[Records excerpted from a collection]
----------------

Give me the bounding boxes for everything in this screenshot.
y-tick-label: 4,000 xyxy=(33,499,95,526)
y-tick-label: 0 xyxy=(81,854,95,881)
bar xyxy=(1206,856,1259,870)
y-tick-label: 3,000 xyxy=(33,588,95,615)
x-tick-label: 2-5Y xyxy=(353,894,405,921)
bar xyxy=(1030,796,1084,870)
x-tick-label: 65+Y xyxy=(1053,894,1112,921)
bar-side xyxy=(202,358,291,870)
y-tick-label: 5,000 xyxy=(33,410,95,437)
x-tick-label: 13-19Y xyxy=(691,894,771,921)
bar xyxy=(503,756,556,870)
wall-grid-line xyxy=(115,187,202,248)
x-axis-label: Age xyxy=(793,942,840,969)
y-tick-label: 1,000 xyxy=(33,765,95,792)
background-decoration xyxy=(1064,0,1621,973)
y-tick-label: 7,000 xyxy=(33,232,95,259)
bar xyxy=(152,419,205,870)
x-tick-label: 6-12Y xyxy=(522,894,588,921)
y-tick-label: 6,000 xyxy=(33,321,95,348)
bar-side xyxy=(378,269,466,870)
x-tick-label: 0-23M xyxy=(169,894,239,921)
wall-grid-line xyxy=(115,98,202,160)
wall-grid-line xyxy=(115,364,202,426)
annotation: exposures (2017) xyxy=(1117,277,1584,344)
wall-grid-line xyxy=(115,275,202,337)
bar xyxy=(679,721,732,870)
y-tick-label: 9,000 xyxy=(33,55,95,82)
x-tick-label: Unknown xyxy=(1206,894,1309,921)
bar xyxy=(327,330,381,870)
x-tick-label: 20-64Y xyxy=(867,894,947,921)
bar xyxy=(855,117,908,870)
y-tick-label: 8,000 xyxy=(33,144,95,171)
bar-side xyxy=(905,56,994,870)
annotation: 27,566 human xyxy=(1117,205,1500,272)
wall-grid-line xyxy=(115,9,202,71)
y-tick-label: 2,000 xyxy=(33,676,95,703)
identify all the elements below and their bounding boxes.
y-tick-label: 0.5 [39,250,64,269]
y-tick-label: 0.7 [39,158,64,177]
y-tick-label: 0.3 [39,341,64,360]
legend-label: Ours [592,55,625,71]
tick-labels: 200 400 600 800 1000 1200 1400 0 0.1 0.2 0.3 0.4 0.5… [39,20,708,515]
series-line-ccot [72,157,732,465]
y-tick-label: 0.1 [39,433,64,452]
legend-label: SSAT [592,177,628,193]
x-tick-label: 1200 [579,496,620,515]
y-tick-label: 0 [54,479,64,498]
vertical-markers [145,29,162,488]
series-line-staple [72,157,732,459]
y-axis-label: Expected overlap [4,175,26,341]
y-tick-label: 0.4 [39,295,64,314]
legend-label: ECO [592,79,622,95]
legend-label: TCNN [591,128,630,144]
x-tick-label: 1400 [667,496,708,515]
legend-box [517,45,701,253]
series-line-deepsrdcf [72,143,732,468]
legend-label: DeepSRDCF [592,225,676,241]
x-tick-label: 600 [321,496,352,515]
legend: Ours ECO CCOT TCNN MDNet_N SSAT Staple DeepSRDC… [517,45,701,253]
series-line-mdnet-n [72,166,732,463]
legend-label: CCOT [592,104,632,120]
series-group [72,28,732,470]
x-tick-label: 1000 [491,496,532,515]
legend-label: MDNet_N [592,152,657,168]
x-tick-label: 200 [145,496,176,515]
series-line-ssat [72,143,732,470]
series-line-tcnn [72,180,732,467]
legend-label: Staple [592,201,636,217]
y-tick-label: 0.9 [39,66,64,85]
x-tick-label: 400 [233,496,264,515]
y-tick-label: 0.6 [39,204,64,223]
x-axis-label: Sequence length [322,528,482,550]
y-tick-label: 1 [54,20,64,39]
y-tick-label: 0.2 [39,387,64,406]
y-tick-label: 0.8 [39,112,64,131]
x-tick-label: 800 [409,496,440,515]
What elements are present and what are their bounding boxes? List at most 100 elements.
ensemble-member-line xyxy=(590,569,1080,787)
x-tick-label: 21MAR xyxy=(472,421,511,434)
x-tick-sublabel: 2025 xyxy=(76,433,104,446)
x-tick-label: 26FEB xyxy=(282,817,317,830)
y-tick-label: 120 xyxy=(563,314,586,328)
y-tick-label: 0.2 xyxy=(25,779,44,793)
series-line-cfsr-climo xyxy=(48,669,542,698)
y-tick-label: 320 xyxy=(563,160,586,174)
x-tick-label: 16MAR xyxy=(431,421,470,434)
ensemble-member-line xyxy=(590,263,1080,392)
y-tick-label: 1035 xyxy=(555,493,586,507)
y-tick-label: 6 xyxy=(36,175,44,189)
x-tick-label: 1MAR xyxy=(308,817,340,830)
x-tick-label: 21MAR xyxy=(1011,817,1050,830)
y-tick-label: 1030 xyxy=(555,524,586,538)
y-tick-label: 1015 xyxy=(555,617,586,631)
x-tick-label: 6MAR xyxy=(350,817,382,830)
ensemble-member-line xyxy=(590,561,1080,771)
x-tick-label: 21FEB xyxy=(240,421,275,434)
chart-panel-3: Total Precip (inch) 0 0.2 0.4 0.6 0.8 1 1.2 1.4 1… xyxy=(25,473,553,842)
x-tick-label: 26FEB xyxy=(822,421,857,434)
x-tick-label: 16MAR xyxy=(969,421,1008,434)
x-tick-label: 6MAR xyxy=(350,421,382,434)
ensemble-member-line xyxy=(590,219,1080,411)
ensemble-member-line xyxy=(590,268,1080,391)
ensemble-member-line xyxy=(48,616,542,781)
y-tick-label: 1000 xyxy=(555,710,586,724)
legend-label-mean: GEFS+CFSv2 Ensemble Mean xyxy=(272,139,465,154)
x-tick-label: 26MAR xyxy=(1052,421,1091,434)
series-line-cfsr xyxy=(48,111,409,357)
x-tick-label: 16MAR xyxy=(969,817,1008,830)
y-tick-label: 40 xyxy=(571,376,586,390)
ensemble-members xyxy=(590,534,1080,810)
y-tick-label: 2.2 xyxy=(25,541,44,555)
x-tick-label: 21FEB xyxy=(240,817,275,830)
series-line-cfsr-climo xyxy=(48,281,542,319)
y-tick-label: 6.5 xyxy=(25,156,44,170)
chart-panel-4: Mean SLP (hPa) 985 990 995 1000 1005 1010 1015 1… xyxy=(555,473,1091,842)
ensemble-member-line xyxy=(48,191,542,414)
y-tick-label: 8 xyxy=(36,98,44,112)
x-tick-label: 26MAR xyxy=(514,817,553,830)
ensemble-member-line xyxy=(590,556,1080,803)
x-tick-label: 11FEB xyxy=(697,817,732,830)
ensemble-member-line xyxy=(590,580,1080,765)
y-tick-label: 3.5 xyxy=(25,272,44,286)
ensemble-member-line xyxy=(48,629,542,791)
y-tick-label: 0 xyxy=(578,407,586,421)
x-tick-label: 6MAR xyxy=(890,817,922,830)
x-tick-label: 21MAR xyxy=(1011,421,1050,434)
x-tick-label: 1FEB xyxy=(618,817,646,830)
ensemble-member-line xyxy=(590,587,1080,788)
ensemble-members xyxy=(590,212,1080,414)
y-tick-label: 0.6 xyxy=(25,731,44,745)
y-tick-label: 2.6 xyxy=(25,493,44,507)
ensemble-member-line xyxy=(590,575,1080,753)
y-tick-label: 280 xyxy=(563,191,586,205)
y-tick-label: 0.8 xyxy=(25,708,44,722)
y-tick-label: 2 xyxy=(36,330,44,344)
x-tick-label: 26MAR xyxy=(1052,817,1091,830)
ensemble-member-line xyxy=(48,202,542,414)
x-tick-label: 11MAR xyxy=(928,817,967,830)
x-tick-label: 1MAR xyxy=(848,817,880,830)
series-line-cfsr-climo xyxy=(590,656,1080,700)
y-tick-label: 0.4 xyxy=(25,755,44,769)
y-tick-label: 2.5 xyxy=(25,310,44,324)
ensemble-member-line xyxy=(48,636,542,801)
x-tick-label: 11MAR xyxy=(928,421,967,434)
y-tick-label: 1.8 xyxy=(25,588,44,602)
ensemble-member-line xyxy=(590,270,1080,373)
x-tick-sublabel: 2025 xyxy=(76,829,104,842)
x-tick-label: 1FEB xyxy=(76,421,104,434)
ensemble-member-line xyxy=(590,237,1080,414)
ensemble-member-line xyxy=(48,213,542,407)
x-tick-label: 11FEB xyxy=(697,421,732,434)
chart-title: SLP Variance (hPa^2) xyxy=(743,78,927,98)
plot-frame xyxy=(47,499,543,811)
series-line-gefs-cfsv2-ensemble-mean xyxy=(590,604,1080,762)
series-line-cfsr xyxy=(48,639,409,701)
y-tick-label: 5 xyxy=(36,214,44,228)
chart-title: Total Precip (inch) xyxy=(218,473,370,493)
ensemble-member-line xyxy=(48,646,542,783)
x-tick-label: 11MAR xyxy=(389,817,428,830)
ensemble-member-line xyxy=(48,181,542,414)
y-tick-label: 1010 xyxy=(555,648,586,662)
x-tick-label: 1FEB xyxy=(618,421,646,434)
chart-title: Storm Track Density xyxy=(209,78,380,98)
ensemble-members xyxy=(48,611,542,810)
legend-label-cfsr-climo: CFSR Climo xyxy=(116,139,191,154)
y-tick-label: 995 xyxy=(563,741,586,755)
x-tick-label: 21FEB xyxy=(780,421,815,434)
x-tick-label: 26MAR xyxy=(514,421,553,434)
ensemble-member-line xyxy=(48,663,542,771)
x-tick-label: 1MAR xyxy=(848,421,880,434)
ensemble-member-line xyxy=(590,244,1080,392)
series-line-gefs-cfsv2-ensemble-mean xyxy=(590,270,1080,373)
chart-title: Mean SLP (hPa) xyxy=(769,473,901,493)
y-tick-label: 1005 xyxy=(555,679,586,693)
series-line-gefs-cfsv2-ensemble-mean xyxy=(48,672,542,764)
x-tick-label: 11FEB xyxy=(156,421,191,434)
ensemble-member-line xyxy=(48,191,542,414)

----------------

**What is needed**:
Put the lines into a JSON list of strings, one string per line and no blank lines. Begin with the first line and end after the line that contains "y-tick-label: 0.5 [39,250,64,269]", including that line.

**Correct result**:
[
  "Give me the bounding boxes for everything in this screenshot.",
  "y-tick-label: 4,000 xyxy=(33,499,95,526)",
  "y-tick-label: 0 xyxy=(81,854,95,881)",
  "bar xyxy=(1206,856,1259,870)",
  "y-tick-label: 3,000 xyxy=(33,588,95,615)",
  "x-tick-label: 2-5Y xyxy=(353,894,405,921)",
  "bar xyxy=(1030,796,1084,870)",
  "x-tick-label: 65+Y xyxy=(1053,894,1112,921)",
  "bar-side xyxy=(202,358,291,870)",
  "y-tick-label: 5,000 xyxy=(33,410,95,437)",
  "x-tick-label: 13-19Y xyxy=(691,894,771,921)",
  "bar xyxy=(503,756,556,870)",
  "wall-grid-line xyxy=(115,187,202,248)",
  "x-axis-label: Age xyxy=(793,942,840,969)",
  "y-tick-label: 1,000 xyxy=(33,765,95,792)",
  "background-decoration xyxy=(1064,0,1621,973)",
  "y-tick-label: 7,000 xyxy=(33,232,95,259)",
  "bar xyxy=(152,419,205,870)",
  "x-tick-label: 6-12Y xyxy=(522,894,588,921)",
  "y-tick-label: 6,000 xyxy=(33,321,95,348)",
  "bar-side xyxy=(378,269,466,870)",
  "x-tick-label: 0-23M xyxy=(169,894,239,921)",
  "wall-grid-line xyxy=(115,98,202,160)",
  "wall-grid-line xyxy=(115,364,202,426)",
  "annotation: exposures (2017) xyxy=(1117,277,1584,344)",
  "wall-grid-line xyxy=(115,275,202,337)",
  "bar xyxy=(679,721,732,870)",
  "y-tick-label: 9,000 xyxy=(33,55,95,82)",
  "x-tick-label: Unknown xyxy=(1206,894,1309,921)",
  "bar xyxy=(327,330,381,870)",
  "x-tick-label: 20-64Y xyxy=(867,894,947,921)",
  "bar xyxy=(855,117,908,870)",
  "y-tick-label: 8,000 xyxy=(33,144,95,171)",
  "bar-side xyxy=(905,56,994,870)",
  "annotation: 27,566 human xyxy=(1117,205,1500,272)",
  "wall-grid-line xyxy=(115,9,202,71)",
  "y-tick-label: 2,000 xyxy=(33,676,95,703)",
  "identify all the elements below and their bounding boxes.",
  "y-tick-label: 0.5 [39,250,64,269]"
]